[Data entries]
━━━━━━
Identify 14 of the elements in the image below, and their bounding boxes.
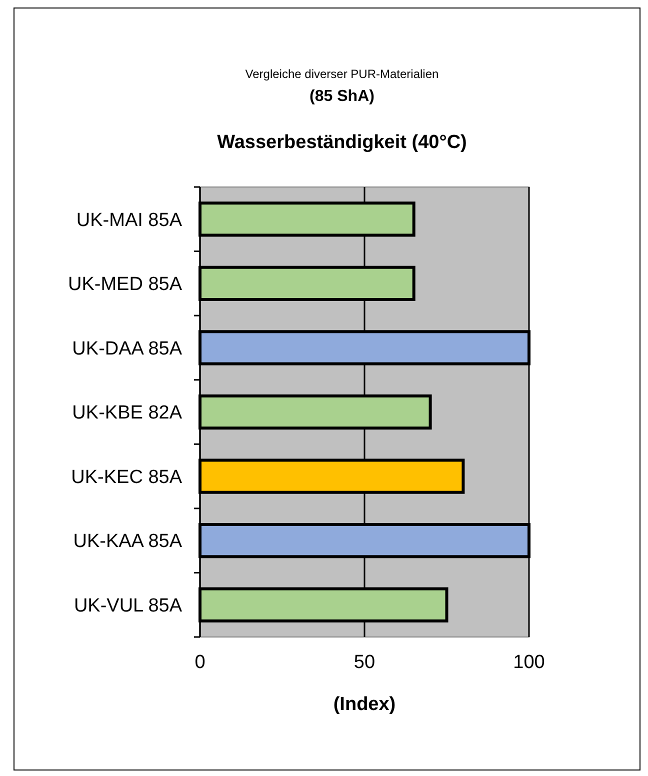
y-tick-label: UK-MAI 85A bbox=[76, 210, 182, 231]
x-tick-label: 0 bbox=[194, 652, 206, 673]
x-tick-label: 100 bbox=[513, 652, 545, 673]
y-tick-label: UK-MED 85A bbox=[68, 274, 182, 296]
chart-title: Vergleiche diverser PUR-Materialien bbox=[245, 67, 439, 81]
chart-subtitle: (85 ShA) bbox=[310, 88, 374, 105]
y-tick-label: UK-KEC 85A bbox=[71, 466, 182, 488]
y-tick-label: UK-KAA 85A bbox=[73, 531, 182, 552]
x-axis-title: (Index) bbox=[333, 694, 396, 715]
y-tick-label: UK-KBE 82A bbox=[72, 402, 182, 424]
x-tick-label: 50 bbox=[354, 652, 376, 673]
y-tick-label: UK-VUL 85A bbox=[74, 596, 182, 617]
y-tick-label: UK-DAA 85A bbox=[72, 338, 182, 360]
text: Wasserbeständigkeit (40°C) bbox=[217, 132, 467, 153]
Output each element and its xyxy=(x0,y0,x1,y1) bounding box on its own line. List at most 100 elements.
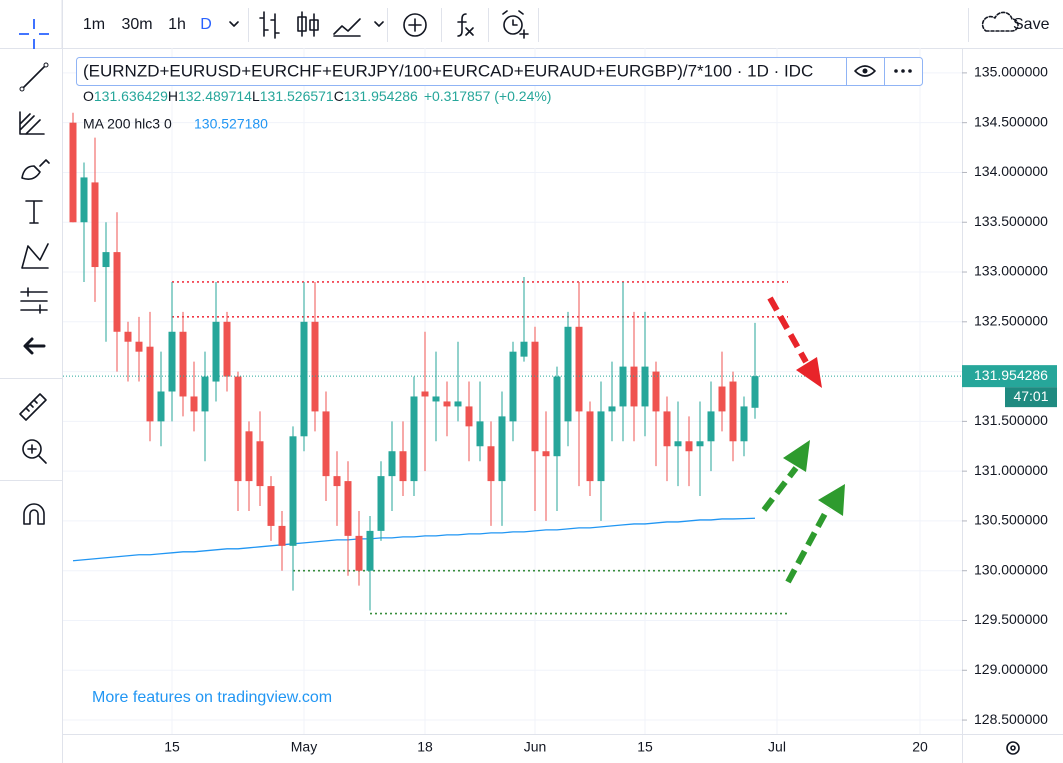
watermark-link[interactable]: More features on tradingview.com xyxy=(92,689,332,706)
dot xyxy=(901,69,905,73)
crosshair-tool[interactable] xyxy=(19,19,49,49)
text-tool[interactable] xyxy=(25,200,43,224)
ruler-tool[interactable] xyxy=(19,393,47,421)
fx-icon[interactable] xyxy=(457,13,474,37)
candle-body xyxy=(421,391,429,397)
candle-body xyxy=(410,396,418,482)
candle-body xyxy=(531,341,539,452)
y-tick-label: 131.500000 xyxy=(974,412,1048,428)
plot-area xyxy=(63,48,962,734)
candle-body xyxy=(124,331,132,342)
candle-body xyxy=(355,535,363,571)
interval-button[interactable]: 1m xyxy=(83,16,105,33)
more-button[interactable] xyxy=(894,69,912,73)
x-tick-label: May xyxy=(291,739,317,755)
x-tick-label: Jul xyxy=(768,739,786,755)
down-arrow-head xyxy=(796,357,822,388)
area-icon[interactable] xyxy=(333,18,361,37)
y-tick-label: 132.500000 xyxy=(974,313,1048,329)
candle-body xyxy=(311,321,319,412)
candle-body xyxy=(652,371,660,412)
eye-toggle[interactable] xyxy=(854,65,876,77)
candle-body xyxy=(498,416,506,482)
ma-name: MA 200 hlc3 0 xyxy=(83,116,172,132)
x-tick-label: 15 xyxy=(164,739,180,755)
ma-value: 130.527180 xyxy=(194,116,268,132)
candle-body xyxy=(729,381,737,442)
candle-body xyxy=(80,177,88,223)
fib-tool[interactable] xyxy=(19,111,45,135)
candle-body xyxy=(663,411,671,447)
y-tick-label: 133.500000 xyxy=(974,213,1048,229)
chart-type-dropdown[interactable] xyxy=(374,21,384,27)
ohlc-key: L xyxy=(252,88,260,104)
up-arrow-head xyxy=(783,440,810,472)
candle-body xyxy=(751,376,759,408)
ohlc-value: 132.489714 xyxy=(178,88,252,104)
magnet-tool[interactable] xyxy=(23,503,45,525)
candle-body xyxy=(707,411,715,442)
symbol-title[interactable]: (EURNZD+EURUSD+EURCHF+EURJPY/100+EURCAD+… xyxy=(83,61,813,80)
countdown-tag xyxy=(1005,387,1057,408)
plus xyxy=(408,18,422,32)
hide-tools[interactable] xyxy=(23,337,46,355)
interval-button[interactable]: 30m xyxy=(121,16,152,33)
candles-icon[interactable] xyxy=(297,11,319,37)
candle-body xyxy=(641,366,649,407)
dot xyxy=(908,69,912,73)
ohlc-value: 131.636429 xyxy=(94,88,168,104)
change-value: +0.317857 (+0.24%) xyxy=(424,88,552,104)
trendline-tool[interactable] xyxy=(21,64,47,90)
eye-pupil xyxy=(862,68,868,74)
candle-body xyxy=(212,321,220,382)
x-tick-label: 18 xyxy=(417,739,433,755)
candle-body xyxy=(487,446,495,482)
left-toolbar xyxy=(0,19,62,525)
handle xyxy=(43,62,49,68)
pattern-tool[interactable] xyxy=(21,243,49,269)
candle-body xyxy=(289,436,297,546)
zoom-detail xyxy=(27,444,47,464)
zoom-tool[interactable] xyxy=(22,439,42,459)
y-tick-label: 130.500000 xyxy=(974,512,1048,528)
up-arrow-shaft xyxy=(761,466,799,512)
candle-body xyxy=(179,331,187,397)
candle-body xyxy=(443,401,451,407)
candle-body xyxy=(102,252,110,268)
candle-body xyxy=(168,331,176,392)
candle-body xyxy=(333,476,341,487)
candle-body xyxy=(608,406,616,412)
ohlc-value: 131.954286 xyxy=(344,88,418,104)
candle-body xyxy=(190,396,198,412)
save-button[interactable]: Save xyxy=(1013,16,1050,33)
candle-body xyxy=(586,411,594,482)
save-icon[interactable] xyxy=(981,11,1019,32)
candle-body xyxy=(157,391,165,422)
candle-body xyxy=(542,451,550,457)
settings-center xyxy=(1010,745,1016,751)
interval-button[interactable]: D xyxy=(200,16,212,33)
candle-body xyxy=(256,441,264,487)
indicator-add[interactable] xyxy=(403,13,427,37)
candle-body xyxy=(553,376,561,457)
y-tick-label: 130.000000 xyxy=(974,561,1048,577)
candle-body xyxy=(223,321,231,377)
alert-icon[interactable] xyxy=(503,15,523,35)
interval-button[interactable]: 1h xyxy=(168,16,186,33)
bars-icon[interactable] xyxy=(259,11,280,39)
candle-body xyxy=(377,476,385,531)
brush-tool[interactable] xyxy=(21,159,50,180)
candle-body xyxy=(344,481,352,536)
interval-dropdown[interactable] xyxy=(229,21,239,27)
y-tick-label: 129.000000 xyxy=(974,661,1048,677)
y-tick-label: 134.500000 xyxy=(974,113,1048,129)
prediction-tool[interactable] xyxy=(20,287,48,314)
candle-body xyxy=(597,411,605,482)
ohlc-value: 131.526571 xyxy=(260,88,334,104)
candle-body xyxy=(91,182,99,268)
candle-body xyxy=(135,341,143,352)
y-tick-label: 135.000000 xyxy=(974,64,1048,80)
candle-body xyxy=(69,122,77,223)
settings-button[interactable] xyxy=(1006,741,1020,755)
candle-body xyxy=(740,406,748,442)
━━━━━━
Can you turn the data above into a Markdown table with the columns No. and Entry, giving each line its own numbered row, skipping blank lines and leaving out the pictures?

| No. | Entry |
|---|---|
| 1 | Identify 14 of the elements in the image below, and their bounding boxes. |
| 2 | y-tick-label: UK-MAI 85A bbox=[76, 210, 182, 231] |
| 3 | x-tick-label: 0 bbox=[194, 652, 206, 673] |
| 4 | x-tick-label: 100 bbox=[513, 652, 545, 673] |
| 5 | y-tick-label: UK-MED 85A bbox=[68, 274, 182, 296] |
| 6 | chart-title: Vergleiche diverser PUR-Materialien bbox=[245, 67, 439, 81] |
| 7 | chart-subtitle: (85 ShA) bbox=[310, 88, 374, 105] |
| 8 | y-tick-label: UK-KEC 85A bbox=[71, 466, 182, 488] |
| 9 | y-tick-label: UK-KAA 85A bbox=[73, 531, 182, 552] |
| 10 | x-axis-title: (Index) bbox=[333, 694, 396, 715] |
| 11 | y-tick-label: UK-KBE 82A bbox=[72, 402, 182, 424] |
| 12 | x-tick-label: 50 bbox=[354, 652, 376, 673] |
| 13 | y-tick-label: UK-VUL 85A bbox=[74, 596, 182, 617] |
| 14 | y-tick-label: UK-DAA 85A bbox=[72, 338, 182, 360] |
| 15 | text: Wasserbeständigkeit (40°C) bbox=[217, 132, 467, 153] |
| 16 | Output each element and its xyxy=(x0,y0,x1,y1) bounding box on its own line. List at most 100 elements. |
| 17 | watermark-link[interactable]: More features on tradingview.com xyxy=(92,689,332,706) |
| 18 | dot xyxy=(901,69,905,73) |
| 19 | crosshair-tool[interactable] xyxy=(19,19,49,49) |
| 20 | text-tool[interactable] xyxy=(25,200,43,224) |
| 21 | ruler-tool[interactable] xyxy=(19,393,47,421) |
| 22 | fx-icon[interactable] xyxy=(457,13,474,37) |
| 23 | candle-body xyxy=(421,391,429,397) |
| 24 | candle-body xyxy=(410,396,418,482) |
| 25 | candle-body xyxy=(531,341,539,452) |
| 26 | y-tick-label: 131.500000 xyxy=(974,412,1048,428) |
| 27 | plot-area xyxy=(63,48,962,734) |
| 28 | candle-body xyxy=(124,331,132,342) |
| 29 | candle-body xyxy=(355,535,363,571) |
| 30 | interval-button[interactable]: 1m xyxy=(83,16,105,33) |
| 31 | more-button[interactable] xyxy=(894,69,912,73) |
| 32 | x-tick-label: May xyxy=(291,739,317,755) |
| 33 | x-tick-label: Jul xyxy=(768,739,786,755) |
| 34 | down-arrow-head xyxy=(796,357,822,388) |
| 35 | area-icon[interactable] xyxy=(333,18,361,37) |
| 36 | y-tick-label: 132.500000 xyxy=(974,313,1048,329) |
| 37 | candle-body xyxy=(311,321,319,412) |
| 38 | candle-body xyxy=(652,371,660,412) |
| 39 | eye-toggle[interactable] xyxy=(854,65,876,77) |
| 40 | candle-body xyxy=(498,416,506,482) |
| 41 | ma-name: MA 200 hlc3 0 xyxy=(83,116,172,132) |
| 42 | x-tick-label: 15 xyxy=(164,739,180,755) |
| 43 | ma-value: 130.527180 xyxy=(194,116,268,132) |
| 44 | candle-body xyxy=(729,381,737,442) |
| 45 | candle-body xyxy=(80,177,88,223) |
| 46 | fib-tool[interactable] xyxy=(19,111,45,135) |
| 47 | candle-body xyxy=(663,411,671,447) |
| 48 | y-tick-label: 133.500000 xyxy=(974,213,1048,229) |
| 49 | chart-type-dropdown[interactable] xyxy=(374,21,384,27) |
| 50 | ohlc-key: L xyxy=(252,88,260,104) |
| 51 | up-arrow-head xyxy=(783,440,810,472) |
| 52 | candle-body xyxy=(751,376,759,408) |
| 53 | ohlc-value: 132.489714 xyxy=(178,88,252,104) |
| 54 | magnet-tool[interactable] xyxy=(23,503,45,525) |
| 55 | candle-body xyxy=(707,411,715,442) |
| 56 | symbol-title[interactable]: (EURNZD+EURUSD+EURCHF+EURJPY/100+EURCAD+… xyxy=(83,61,813,80) |
| 57 | countdown-tag xyxy=(1005,387,1057,408) |
| 58 | plus xyxy=(408,18,422,32) |
| 59 | hide-tools[interactable] xyxy=(23,337,46,355) |
| 60 | interval-button[interactable]: 30m xyxy=(121,16,152,33) |
| 61 | candles-icon[interactable] xyxy=(297,11,319,37) |
| 62 | candle-body xyxy=(641,366,649,407) |
| 63 | dot xyxy=(908,69,912,73) |
| 64 | ohlc-value: 131.636429 xyxy=(94,88,168,104) |
| 65 | change-value: +0.317857 (+0.24%) xyxy=(424,88,552,104) |
| 66 | trendline-tool[interactable] xyxy=(21,64,47,90) |
| 67 | eye-pupil xyxy=(862,68,868,74) |
| 68 | candle-body xyxy=(212,321,220,382) |
| 69 | x-tick-label: 18 xyxy=(417,739,433,755) |
| 70 | candle-body xyxy=(487,446,495,482) |
| 71 | left-toolbar xyxy=(0,19,62,525) |
| 72 | handle xyxy=(43,62,49,68) |
| 73 | pattern-tool[interactable] xyxy=(21,243,49,269) |
| 74 | candle-body xyxy=(289,436,297,546) |
| 75 | zoom-detail xyxy=(27,444,47,464) |
| 76 | zoom-tool[interactable] xyxy=(22,439,42,459) |
| 77 | y-tick-label: 130.500000 xyxy=(974,512,1048,528) |
| 78 | up-arrow-shaft xyxy=(761,466,799,512) |
| 79 | candle-body xyxy=(179,331,187,397) |
| 80 | candle-body xyxy=(443,401,451,407) |
| 81 | candle-body xyxy=(102,252,110,268) |
| 82 | candle-body xyxy=(168,331,176,392) |
| 83 | candle-body xyxy=(333,476,341,487) |
| 84 | candle-body xyxy=(608,406,616,412) |
| 85 | ohlc-value: 131.954286 xyxy=(344,88,418,104) |
| 86 | candle-body xyxy=(190,396,198,412) |
| 87 | save-button[interactable]: Save xyxy=(1013,16,1050,33) |
| 88 | candle-body xyxy=(586,411,594,482) |
| 89 | save-icon[interactable] xyxy=(981,11,1019,32) |
| 90 | candle-body xyxy=(157,391,165,422) |
| 91 | candle-body xyxy=(542,451,550,457) |
| 92 | settings-center xyxy=(1010,745,1016,751) |
| 93 | interval-button[interactable]: D xyxy=(200,16,212,33) |
| 94 | candle-body xyxy=(256,441,264,487) |
| 95 | indicator-add[interactable] xyxy=(403,13,427,37) |
| 96 | candle-body xyxy=(553,376,561,457) |
| 97 | y-tick-label: 130.000000 xyxy=(974,561,1048,577) |
| 98 | candle-body xyxy=(223,321,231,377) |
| 99 | alert-icon[interactable] xyxy=(503,15,523,35) |
| 100 | interval-button[interactable]: 1h xyxy=(168,16,186,33) |
| 101 | bars-icon[interactable] xyxy=(259,11,280,39) |
| 102 | candle-body xyxy=(377,476,385,531) |
| 103 | brush-tool[interactable] xyxy=(21,159,50,180) |
| 104 | candle-body xyxy=(344,481,352,536) |
| 105 | interval-dropdown[interactable] xyxy=(229,21,239,27) |
| 106 | y-tick-label: 129.000000 xyxy=(974,661,1048,677) |
| 107 | y-tick-label: 134.500000 xyxy=(974,113,1048,129) |
| 108 | prediction-tool[interactable] xyxy=(20,287,48,314) |
| 109 | candle-body xyxy=(597,411,605,482) |
| 110 | ohlc-value: 131.526571 xyxy=(260,88,334,104) |
| 111 | candle-body xyxy=(91,182,99,268) |
| 112 | candle-body xyxy=(135,341,143,352) |
| 113 | y-tick-label: 135.000000 xyxy=(974,64,1048,80) |
| 114 | candle-body xyxy=(69,122,77,223) |
| 115 | settings-button[interactable] xyxy=(1006,741,1020,755) |
| 116 | candle-body xyxy=(740,406,748,442) |